◆ **Task requirements**
A line counts if it contains the string "text"; say how many such lines there are, giving only the number.

◆ **Provided material**

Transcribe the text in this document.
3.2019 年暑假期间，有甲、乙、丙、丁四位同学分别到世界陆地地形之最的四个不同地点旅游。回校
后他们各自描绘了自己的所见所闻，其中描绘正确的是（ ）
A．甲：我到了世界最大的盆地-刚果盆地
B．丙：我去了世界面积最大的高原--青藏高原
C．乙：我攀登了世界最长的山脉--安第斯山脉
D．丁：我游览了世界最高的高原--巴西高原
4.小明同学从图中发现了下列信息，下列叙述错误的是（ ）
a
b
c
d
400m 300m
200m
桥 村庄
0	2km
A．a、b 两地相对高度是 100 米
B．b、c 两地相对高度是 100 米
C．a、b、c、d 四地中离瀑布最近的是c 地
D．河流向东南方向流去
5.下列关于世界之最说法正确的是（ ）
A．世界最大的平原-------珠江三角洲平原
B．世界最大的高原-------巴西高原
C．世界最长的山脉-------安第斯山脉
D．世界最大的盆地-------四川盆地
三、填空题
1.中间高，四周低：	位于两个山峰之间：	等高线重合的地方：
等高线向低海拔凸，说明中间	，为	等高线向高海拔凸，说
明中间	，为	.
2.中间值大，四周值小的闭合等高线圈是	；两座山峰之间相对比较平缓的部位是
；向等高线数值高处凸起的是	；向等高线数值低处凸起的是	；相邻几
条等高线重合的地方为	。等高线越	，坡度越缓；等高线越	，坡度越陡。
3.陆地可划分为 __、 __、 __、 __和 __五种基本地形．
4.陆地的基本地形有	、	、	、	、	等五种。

--

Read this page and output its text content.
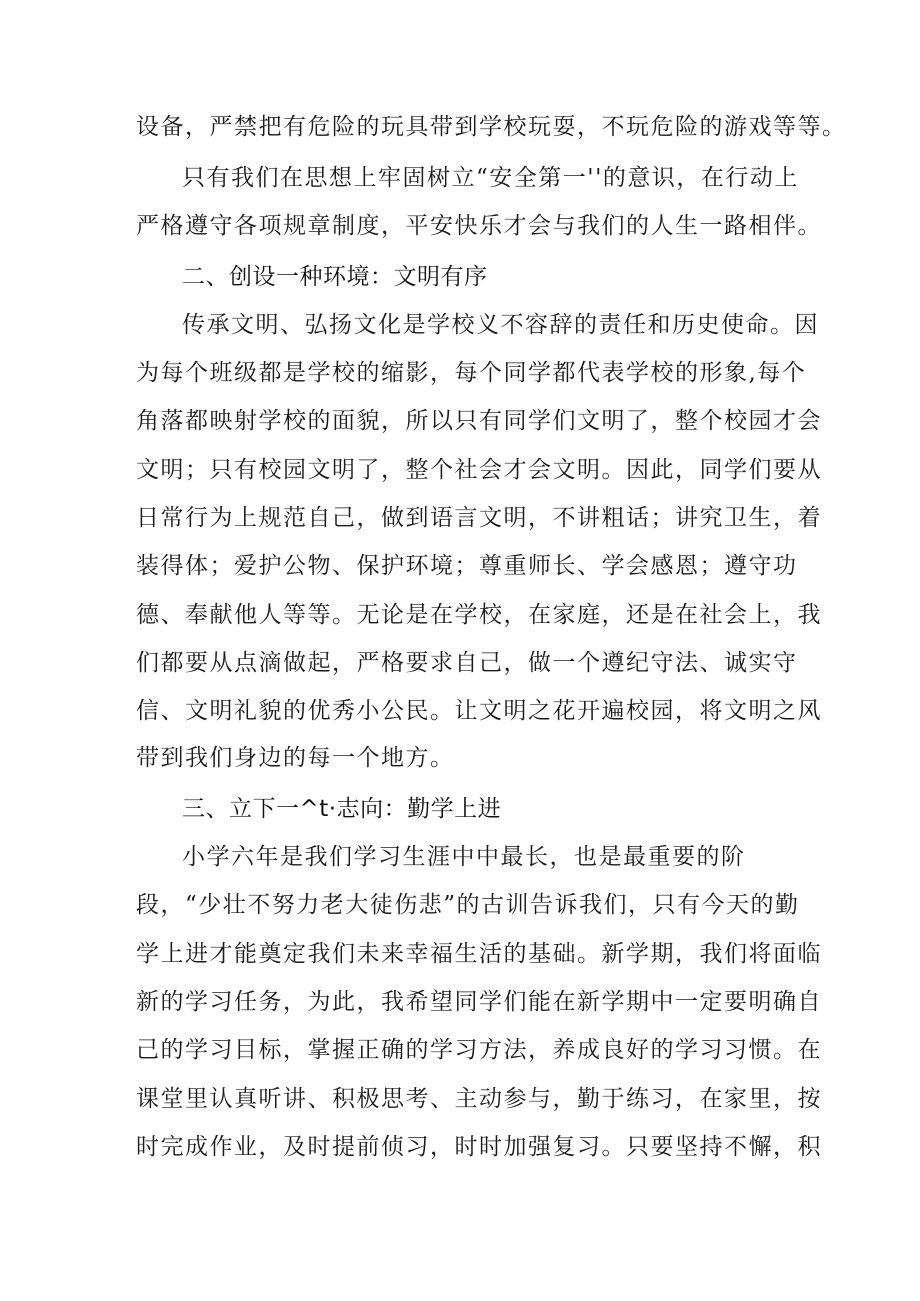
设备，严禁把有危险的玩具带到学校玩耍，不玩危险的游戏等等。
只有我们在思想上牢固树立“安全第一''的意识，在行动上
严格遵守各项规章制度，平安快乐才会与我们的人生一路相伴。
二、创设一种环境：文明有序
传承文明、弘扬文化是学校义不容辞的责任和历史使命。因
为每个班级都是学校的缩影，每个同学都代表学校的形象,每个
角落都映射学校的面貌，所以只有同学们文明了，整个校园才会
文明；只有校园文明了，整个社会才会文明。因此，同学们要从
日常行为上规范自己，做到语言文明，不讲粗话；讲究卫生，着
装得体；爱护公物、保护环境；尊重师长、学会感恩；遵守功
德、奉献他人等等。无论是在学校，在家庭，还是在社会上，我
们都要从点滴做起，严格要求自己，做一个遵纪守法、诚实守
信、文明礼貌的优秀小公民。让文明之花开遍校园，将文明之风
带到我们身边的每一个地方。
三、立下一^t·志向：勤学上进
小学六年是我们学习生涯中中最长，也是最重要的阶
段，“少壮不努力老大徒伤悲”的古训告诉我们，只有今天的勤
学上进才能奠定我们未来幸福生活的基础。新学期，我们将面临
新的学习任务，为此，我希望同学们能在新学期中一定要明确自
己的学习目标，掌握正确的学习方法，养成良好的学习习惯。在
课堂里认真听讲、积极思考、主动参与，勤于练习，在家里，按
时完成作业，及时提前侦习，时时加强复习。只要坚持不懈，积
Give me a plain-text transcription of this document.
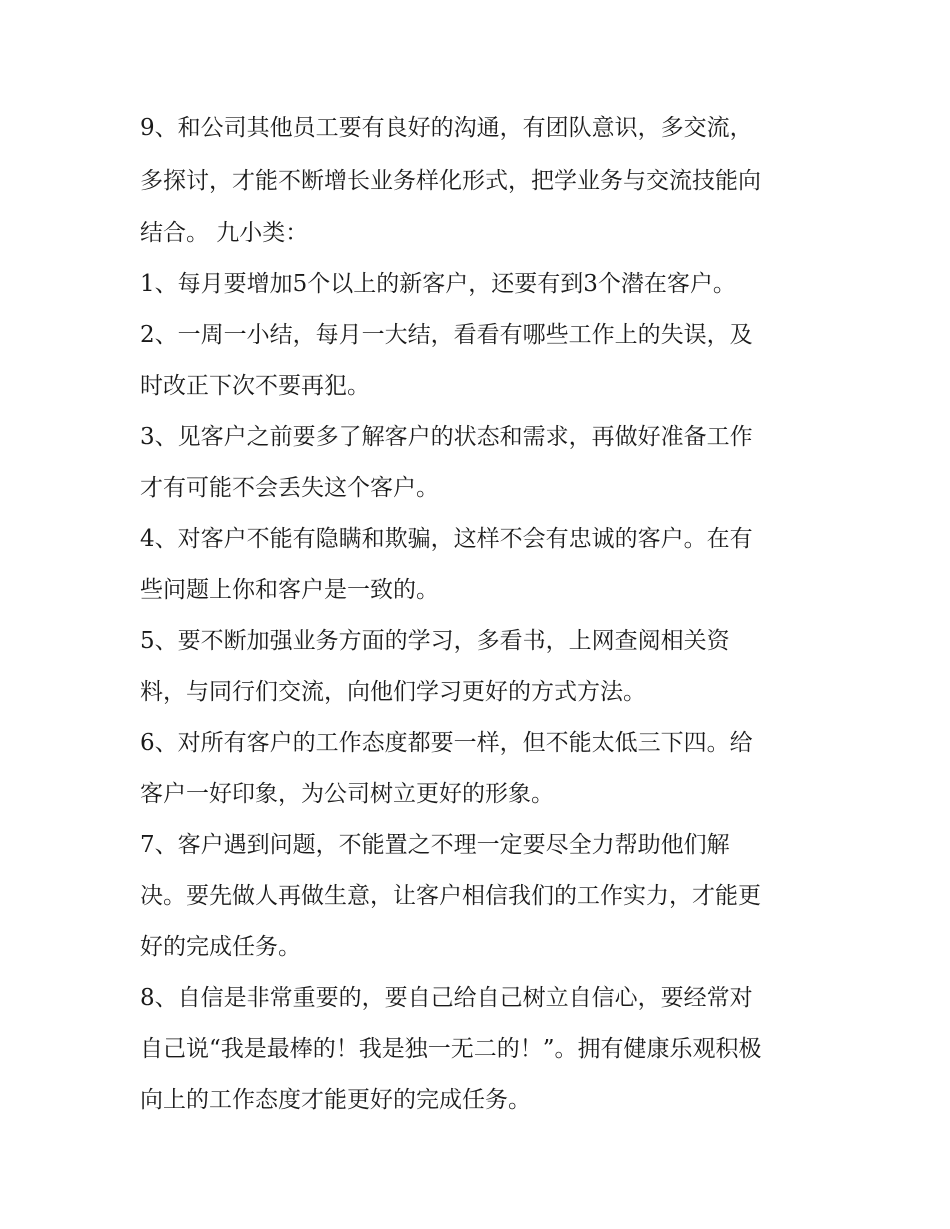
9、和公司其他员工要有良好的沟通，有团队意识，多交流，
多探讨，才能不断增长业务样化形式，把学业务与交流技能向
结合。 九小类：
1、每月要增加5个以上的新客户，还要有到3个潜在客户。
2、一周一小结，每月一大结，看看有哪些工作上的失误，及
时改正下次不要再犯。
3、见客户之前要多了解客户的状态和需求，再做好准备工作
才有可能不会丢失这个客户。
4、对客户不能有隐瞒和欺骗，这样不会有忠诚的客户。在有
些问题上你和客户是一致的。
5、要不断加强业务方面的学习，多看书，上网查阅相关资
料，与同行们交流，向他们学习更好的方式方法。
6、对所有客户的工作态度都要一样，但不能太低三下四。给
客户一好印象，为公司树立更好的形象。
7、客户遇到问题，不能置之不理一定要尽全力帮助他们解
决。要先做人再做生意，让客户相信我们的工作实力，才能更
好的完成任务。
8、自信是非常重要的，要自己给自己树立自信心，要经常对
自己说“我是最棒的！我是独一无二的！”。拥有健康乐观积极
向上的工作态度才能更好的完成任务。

◆ **Answer**
3